Minella sums it up: “At the end of the day, we want this to be as successful as all our other product lines. The goal is to reach the right people and help them to become successful.”

A Word From Designers

David Santiago of Casa Santi Interior Design recently signed on to the Shifman Mattress Co.’s design trade program and used Shifman mattresses in this recent project.
David Santiago of Casa Santi Interior Design recently signed on to the Shifman Mattress Co.’s design trade program and used Shifman mattresses in this recent project.

Susan Greenbaum and her family that are behind Greenbaum Interiors in Morristown, New Jersey, have done business with Shifman Mattress Co. for almost 70 years.

David Santiago of Casa Santi Interior Design in Hackensack, New Jersey, began working with Shifman more recently.

What do they have in common? They both signed up for the company’s design trade program.

“My business is a resource and asset to residential and hospitality projects,” Santiago says. “We get to design and specify the beds, the bedding (sheets and accents), so, why not the mattresses? It’s a perfect trio, and that’s music to my ears and my clients’.”

For Greenbaum, it made mattress buying a lot easier for her team of in-house designers.

“We always private-labeled it, and I kept it very simple: guest room, master bedroom, kid’s room,” Greenbaum says. “My staff of designers, they don’t get into bedding. They glaze over when you talk about the fantastic benefits of cotton on top and wool and all that good stuff.

“So, you have to keep it simple for them. And when Shifman came to me, and we discussed this designer program, it was like, ‘Oh my God, I’m in! Get me those samples right away.’”

Both Greenbaum and Santiago agree that another benefit is that the high quality of Shifman mattresses meets their affluent clients’ needs and expectations — not to mention it comes with Shifman’s high level of customer service.

(Document layout analysis data)
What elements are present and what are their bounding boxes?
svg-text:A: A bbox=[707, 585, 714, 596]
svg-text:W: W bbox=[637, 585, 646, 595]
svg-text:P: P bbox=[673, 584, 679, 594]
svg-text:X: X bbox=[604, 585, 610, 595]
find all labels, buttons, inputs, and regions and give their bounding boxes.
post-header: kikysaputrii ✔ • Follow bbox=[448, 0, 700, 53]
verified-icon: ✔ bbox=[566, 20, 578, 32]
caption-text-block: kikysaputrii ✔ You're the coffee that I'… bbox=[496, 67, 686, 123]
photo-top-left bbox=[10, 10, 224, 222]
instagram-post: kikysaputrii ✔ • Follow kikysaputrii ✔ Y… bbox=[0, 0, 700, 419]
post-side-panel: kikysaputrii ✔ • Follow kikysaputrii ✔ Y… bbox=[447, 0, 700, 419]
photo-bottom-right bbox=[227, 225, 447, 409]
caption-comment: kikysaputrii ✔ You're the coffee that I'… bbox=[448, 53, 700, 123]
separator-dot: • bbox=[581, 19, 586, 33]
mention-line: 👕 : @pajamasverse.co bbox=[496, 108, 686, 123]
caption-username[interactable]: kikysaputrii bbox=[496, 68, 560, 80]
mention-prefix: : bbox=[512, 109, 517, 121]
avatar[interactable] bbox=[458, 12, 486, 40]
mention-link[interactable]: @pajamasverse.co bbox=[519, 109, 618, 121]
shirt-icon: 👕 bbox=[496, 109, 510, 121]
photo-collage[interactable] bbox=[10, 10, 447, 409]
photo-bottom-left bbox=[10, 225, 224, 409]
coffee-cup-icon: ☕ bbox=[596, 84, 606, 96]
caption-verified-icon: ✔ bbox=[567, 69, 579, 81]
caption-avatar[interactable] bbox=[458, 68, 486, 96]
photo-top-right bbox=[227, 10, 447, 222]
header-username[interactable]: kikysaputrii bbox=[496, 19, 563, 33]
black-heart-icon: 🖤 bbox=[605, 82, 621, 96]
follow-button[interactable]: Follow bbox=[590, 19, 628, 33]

TASK ITEM A
According to the article on Shifman's design trade program, for how long has Susan Greenbaum's family done business with Shifman Mattress Co.?
TASK ITEM B
Reproduce the passage of the article on Shifman's design trade program starting with "Susan Greenbaum and" and going on through "Shifman more recently.".
Answer using only the text.

ANSWER A
For almost 70 years.

ANSWER B
Susan Greenbaum and her family that are behind Greenbaum Interiors in Morristown, New Jersey, have done business with Shifman Mattress Co. for almost 70 years.

David Santiago of Casa Santi Interior Design in Hackensack, New Jersey, began working with Shifman more recently.